*Short exercise:* Output exactly the lines from the line with "Read out every word on this page." through the end of the records below. Include nothing else.

*Extracted records:*
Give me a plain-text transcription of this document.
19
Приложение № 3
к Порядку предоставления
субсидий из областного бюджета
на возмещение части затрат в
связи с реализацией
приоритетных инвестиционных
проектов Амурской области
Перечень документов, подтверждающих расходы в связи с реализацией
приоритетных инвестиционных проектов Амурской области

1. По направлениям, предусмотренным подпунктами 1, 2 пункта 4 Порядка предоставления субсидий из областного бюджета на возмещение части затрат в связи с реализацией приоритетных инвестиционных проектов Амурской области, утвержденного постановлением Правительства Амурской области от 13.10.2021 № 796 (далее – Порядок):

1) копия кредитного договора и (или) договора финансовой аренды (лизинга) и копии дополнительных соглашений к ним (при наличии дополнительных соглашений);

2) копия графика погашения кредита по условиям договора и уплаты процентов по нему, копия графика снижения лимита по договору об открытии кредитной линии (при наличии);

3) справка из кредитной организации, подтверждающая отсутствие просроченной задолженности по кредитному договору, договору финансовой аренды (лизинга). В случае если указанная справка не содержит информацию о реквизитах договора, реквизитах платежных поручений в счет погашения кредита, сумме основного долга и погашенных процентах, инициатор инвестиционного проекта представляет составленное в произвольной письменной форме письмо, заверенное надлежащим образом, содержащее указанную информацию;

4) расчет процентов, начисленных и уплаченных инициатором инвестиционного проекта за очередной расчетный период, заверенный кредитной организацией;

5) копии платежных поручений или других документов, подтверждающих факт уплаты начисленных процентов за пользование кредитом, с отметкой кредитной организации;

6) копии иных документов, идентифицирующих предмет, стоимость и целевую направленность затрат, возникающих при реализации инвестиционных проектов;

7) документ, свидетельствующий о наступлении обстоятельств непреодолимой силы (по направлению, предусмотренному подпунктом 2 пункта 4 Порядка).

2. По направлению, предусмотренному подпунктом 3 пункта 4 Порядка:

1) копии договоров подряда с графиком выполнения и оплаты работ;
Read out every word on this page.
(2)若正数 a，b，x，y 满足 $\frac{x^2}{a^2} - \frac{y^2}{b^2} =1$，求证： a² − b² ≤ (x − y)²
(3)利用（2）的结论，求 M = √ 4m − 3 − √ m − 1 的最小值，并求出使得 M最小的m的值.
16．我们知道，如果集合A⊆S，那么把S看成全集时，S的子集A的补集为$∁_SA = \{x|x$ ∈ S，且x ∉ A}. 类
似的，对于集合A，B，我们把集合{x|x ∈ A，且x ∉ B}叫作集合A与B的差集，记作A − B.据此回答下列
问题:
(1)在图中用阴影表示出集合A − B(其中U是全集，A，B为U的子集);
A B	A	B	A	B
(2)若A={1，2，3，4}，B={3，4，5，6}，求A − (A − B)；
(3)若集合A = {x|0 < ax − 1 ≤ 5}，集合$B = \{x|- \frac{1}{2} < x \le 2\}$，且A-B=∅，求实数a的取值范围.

*Answer to this exercise:*
Read out every word on this page.
(2)若正数 a，b，x，y 满足 $\frac{x^2}{a^2} - \frac{y^2}{b^2} =1$，求证： a² − b² ≤ (x − y)²
(3)利用（2）的结论，求 M = √ 4m − 3 − √ m − 1 的最小值，并求出使得 M最小的m的值.
16．我们知道，如果集合A⊆S，那么把S看成全集时，S的子集A的补集为$∁_SA = \{x|x$ ∈ S，且x ∉ A}. 类
似的，对于集合A，B，我们把集合{x|x ∈ A，且x ∉ B}叫作集合A与B的差集，记作A − B.据此回答下列
问题:
(1)在图中用阴影表示出集合A − B(其中U是全集，A，B为U的子集);
A B	A	B	A	B
(2)若A={1，2，3，4}，B={3，4，5，6}，求A − (A − B)；
(3)若集合A = {x|0 < ax − 1 ≤ 5}，集合$B = \{x|- \frac{1}{2} < x \le 2\}$，且A-B=∅，求实数a的取值范围.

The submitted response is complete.